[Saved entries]

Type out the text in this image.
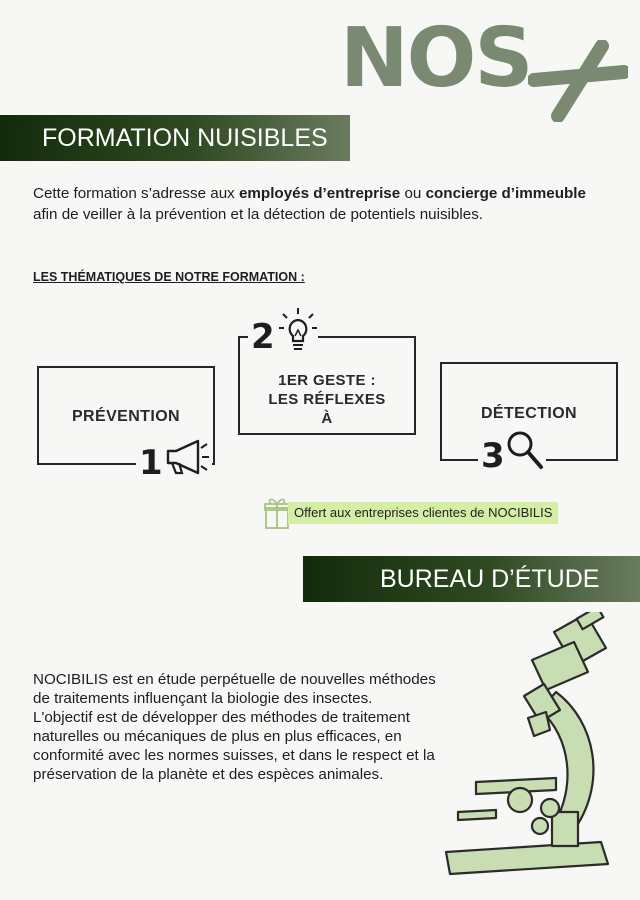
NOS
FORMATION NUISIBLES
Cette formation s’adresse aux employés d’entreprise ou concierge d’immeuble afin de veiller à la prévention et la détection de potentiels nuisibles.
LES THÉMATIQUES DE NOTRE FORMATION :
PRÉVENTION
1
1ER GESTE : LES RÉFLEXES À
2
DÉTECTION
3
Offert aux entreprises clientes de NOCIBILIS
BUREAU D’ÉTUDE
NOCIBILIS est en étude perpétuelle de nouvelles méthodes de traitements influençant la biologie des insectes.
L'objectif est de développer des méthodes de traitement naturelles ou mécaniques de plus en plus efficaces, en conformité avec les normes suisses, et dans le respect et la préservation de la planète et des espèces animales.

Task brief:
All entries are to be retyped exactly. Omit any embedded images.

Written response:
Type out the text in this image.
NOS
FORMATION NUISIBLES
Cette formation s’adresse aux employés d’entreprise ou concierge d’immeuble afin de veiller à la prévention et la détection de potentiels nuisibles.
LES THÉMATIQUES DE NOTRE FORMATION :
PRÉVENTION
1
1ER GESTE : LES RÉFLEXES À
2
DÉTECTION
3
Offert aux entreprises clientes de NOCIBILIS
BUREAU D’ÉTUDE
NOCIBILIS est en étude perpétuelle de nouvelles méthodes de traitements influençant la biologie des insectes.
L'objectif est de développer des méthodes de traitement naturelles ou mécaniques de plus en plus efficaces, en conformité avec les normes suisses, et dans le respect et la préservation de la planète et des espèces animales.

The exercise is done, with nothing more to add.